# YOUR INSTRUCTIONS:
Can you give the items below as a two-column CSV with the headers "prompt" and "response", one row for each item, with its text and its answer each in a single quoted field and line breaks turned into spaces? Leave the pictures out.

# INFORMATION GIVEN:
• • •

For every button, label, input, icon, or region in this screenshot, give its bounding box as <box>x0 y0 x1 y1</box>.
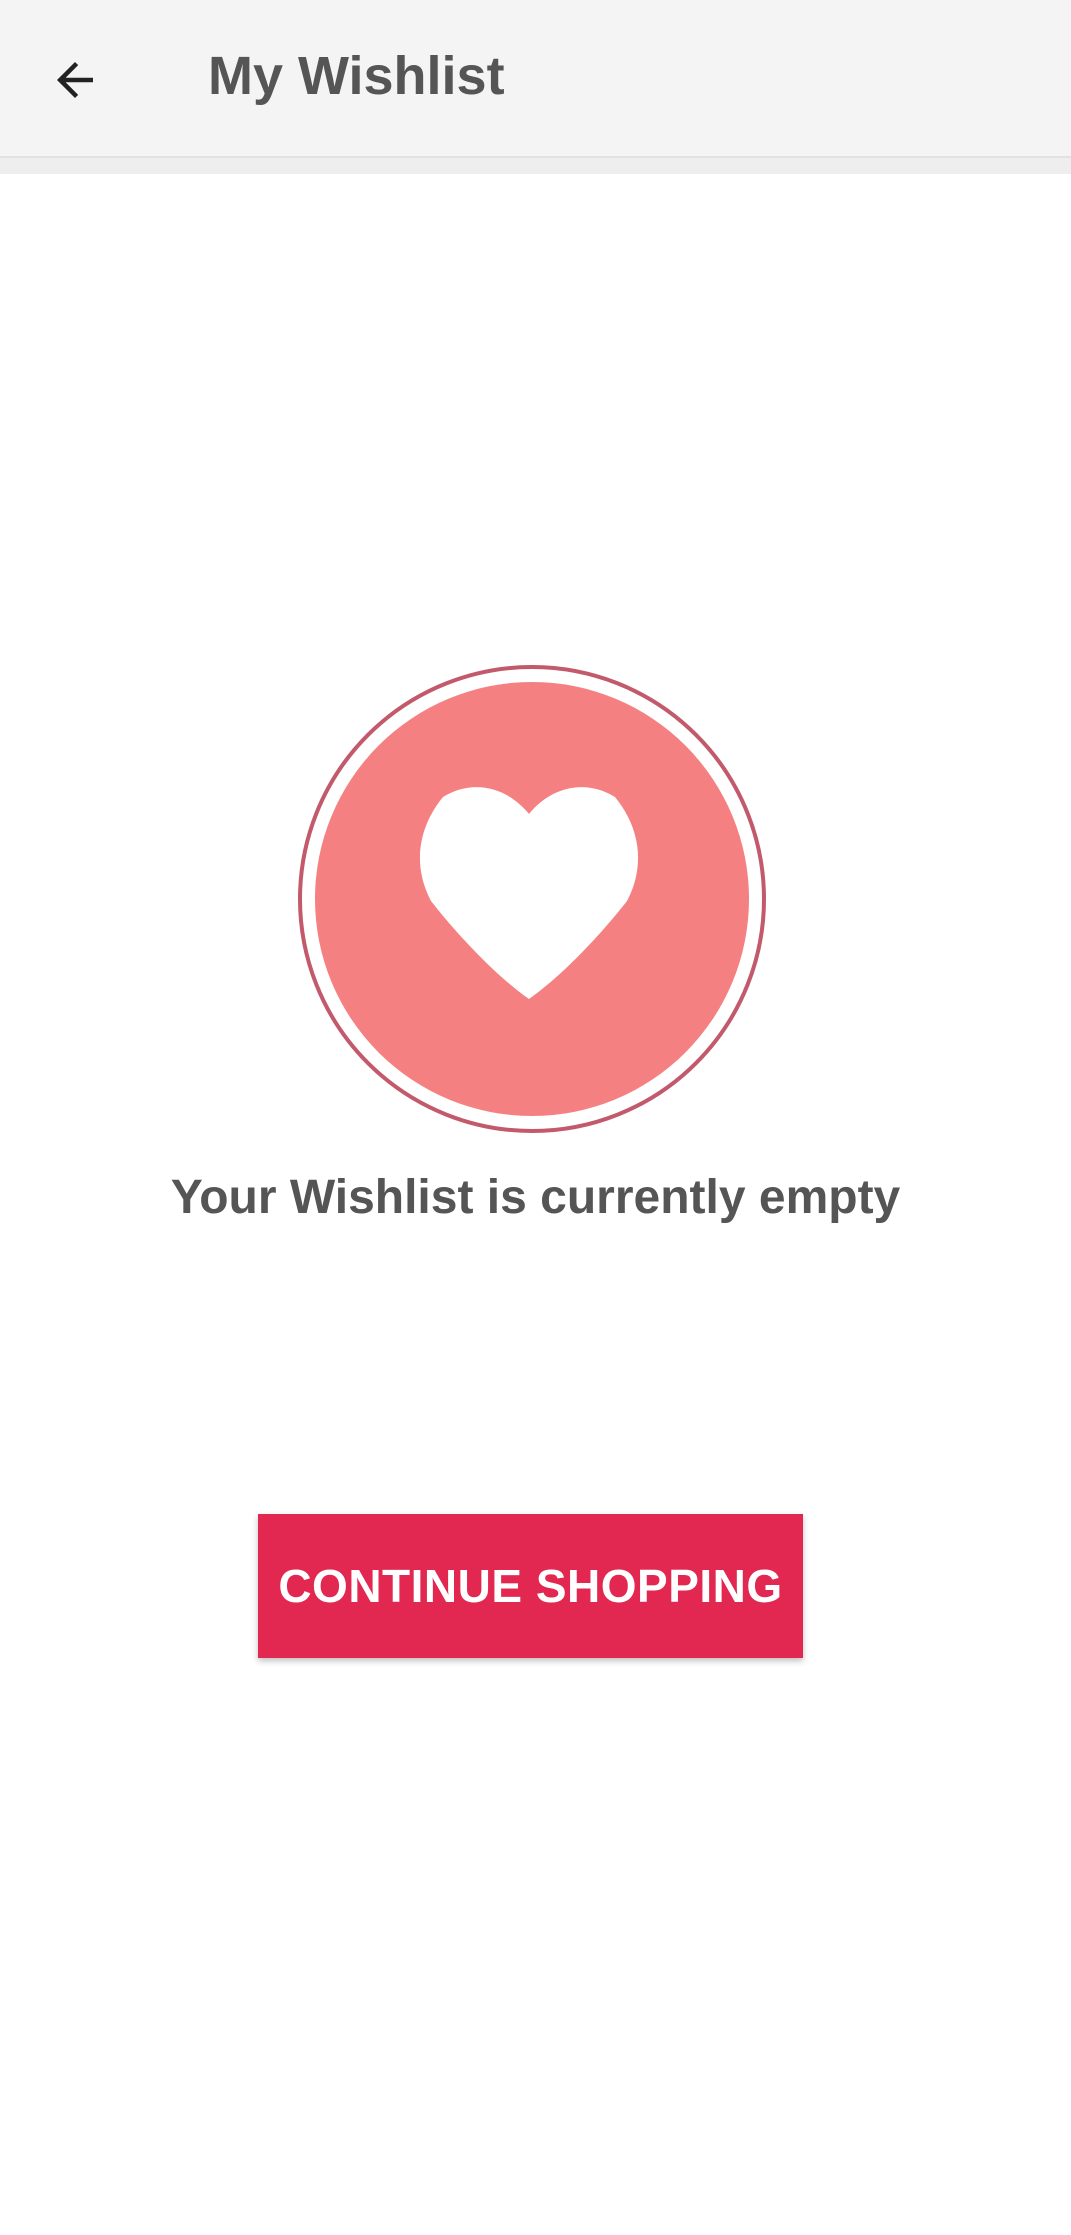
back-button[interactable] <box>30 35 120 125</box>
continue-shopping-button[interactable]: CONTINUE SHOPPING <box>258 1514 803 1658</box>
app-bar: My Wishlist <box>0 0 1071 158</box>
wishlist-screen: My Wishlist Your Wishlist is currently e… <box>0 0 1071 2235</box>
empty-wishlist-illustration <box>296 663 768 1135</box>
app-bar-divider <box>0 158 1071 174</box>
page-title: My Wishlist <box>208 46 505 106</box>
arrow-left-icon <box>57 62 93 98</box>
empty-message: Your Wishlist is currently empty <box>170 1171 901 1224</box>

• • •

# ANSWER:
prompt,response
"For every button, label, input, icon, or region in this screenshot, give its bounding box as <box>x0 y0 x1 y1</box>.","back-button[interactable] <box>30 35 120 125</box> continue-shopping-button[interactable]: CONTINUE SHOPPING <box>258 1514 803 1658</box> app-bar: My Wishlist <box>0 0 1071 158</box> wishlist-screen: My Wishlist Your Wishlist is currently e… <box>0 0 1071 2235</box> empty-wishlist-illustration <box>296 663 768 1135</box> app-bar-divider <box>0 158 1071 174</box> page-title: My Wishlist <box>208 46 505 106</box> arrow-left-icon <box>57 62 93 98</box> empty-message: Your Wishlist is currently empty <box>170 1171 901 1224</box>"